**WHAT NEEDS TO BE DONE**
Reproduce the following items line for line, with no changes whatsoever.

**MATERIAL FOR THE TASK**
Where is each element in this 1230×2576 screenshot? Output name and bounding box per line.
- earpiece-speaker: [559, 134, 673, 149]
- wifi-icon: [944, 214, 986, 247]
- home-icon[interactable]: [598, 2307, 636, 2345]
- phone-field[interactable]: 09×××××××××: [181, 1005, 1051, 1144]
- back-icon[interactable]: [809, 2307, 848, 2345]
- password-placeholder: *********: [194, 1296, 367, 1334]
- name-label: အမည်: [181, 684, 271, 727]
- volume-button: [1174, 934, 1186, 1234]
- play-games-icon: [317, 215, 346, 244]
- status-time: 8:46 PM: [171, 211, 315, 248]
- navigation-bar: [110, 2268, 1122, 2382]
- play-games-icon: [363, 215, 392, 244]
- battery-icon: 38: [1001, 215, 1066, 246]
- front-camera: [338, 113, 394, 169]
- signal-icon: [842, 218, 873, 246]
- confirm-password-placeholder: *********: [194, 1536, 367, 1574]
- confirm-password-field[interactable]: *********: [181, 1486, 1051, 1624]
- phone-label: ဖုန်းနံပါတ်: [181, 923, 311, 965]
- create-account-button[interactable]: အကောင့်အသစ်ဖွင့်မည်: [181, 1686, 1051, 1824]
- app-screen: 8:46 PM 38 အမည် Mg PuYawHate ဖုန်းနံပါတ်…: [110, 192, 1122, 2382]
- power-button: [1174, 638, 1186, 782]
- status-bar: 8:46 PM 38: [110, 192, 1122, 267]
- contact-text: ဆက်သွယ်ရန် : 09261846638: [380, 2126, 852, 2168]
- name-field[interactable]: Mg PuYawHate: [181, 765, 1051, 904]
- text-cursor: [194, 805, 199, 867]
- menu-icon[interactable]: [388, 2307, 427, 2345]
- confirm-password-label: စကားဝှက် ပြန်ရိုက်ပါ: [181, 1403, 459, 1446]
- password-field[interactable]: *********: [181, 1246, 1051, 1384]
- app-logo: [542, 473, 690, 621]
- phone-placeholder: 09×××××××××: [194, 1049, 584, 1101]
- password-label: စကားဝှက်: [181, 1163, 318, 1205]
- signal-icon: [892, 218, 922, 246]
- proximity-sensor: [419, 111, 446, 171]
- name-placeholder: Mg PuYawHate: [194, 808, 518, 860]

**WRITTEN REPLY**
Where is each element in this 1230×2576 screenshot? Output name and bounding box per line.
- earpiece-speaker: [559, 134, 673, 149]
- wifi-icon: [944, 214, 986, 247]
- home-icon[interactable]: [598, 2307, 636, 2345]
- phone-field[interactable]: 09×××××××××: [181, 1005, 1051, 1144]
- back-icon[interactable]: [809, 2307, 848, 2345]
- password-placeholder: *********: [194, 1296, 367, 1334]
- name-label: အမည်: [181, 684, 271, 727]
- volume-button: [1174, 934, 1186, 1234]
- play-games-icon: [317, 215, 346, 244]
- status-time: 8:46 PM: [171, 211, 315, 248]
- navigation-bar: [110, 2268, 1122, 2382]
- play-games-icon: [363, 215, 392, 244]
- battery-icon: 38: [1001, 215, 1066, 246]
- front-camera: [338, 113, 394, 169]
- signal-icon: [842, 218, 873, 246]
- confirm-password-placeholder: *********: [194, 1536, 367, 1574]
- confirm-password-field[interactable]: *********: [181, 1486, 1051, 1624]
- phone-label: ဖုန်းနံပါတ်: [181, 923, 311, 965]
- create-account-button[interactable]: အကောင့်အသစ်ဖွင့်မည်: [181, 1686, 1051, 1824]
- app-screen: 8:46 PM 38 အမည် Mg PuYawHate ဖုန်းနံပါတ်…: [110, 192, 1122, 2382]
- power-button: [1174, 638, 1186, 782]
- status-bar: 8:46 PM 38: [110, 192, 1122, 267]
- contact-text: ဆက်သွယ်ရန် : 09261846638: [380, 2126, 852, 2168]
- name-field[interactable]: Mg PuYawHate: [181, 765, 1051, 904]
- text-cursor: [194, 805, 199, 867]
- menu-icon[interactable]: [388, 2307, 427, 2345]
- confirm-password-label: စကားဝှက် ပြန်ရိုက်ပါ: [181, 1403, 459, 1446]
- password-field[interactable]: *********: [181, 1246, 1051, 1384]
- app-logo: [542, 473, 690, 621]
- phone-placeholder: 09×××××××××: [194, 1049, 584, 1101]
- password-label: စကားဝှက်: [181, 1163, 318, 1205]
- signal-icon: [892, 218, 922, 246]
- proximity-sensor: [419, 111, 446, 171]
- name-placeholder: Mg PuYawHate: [194, 808, 518, 860]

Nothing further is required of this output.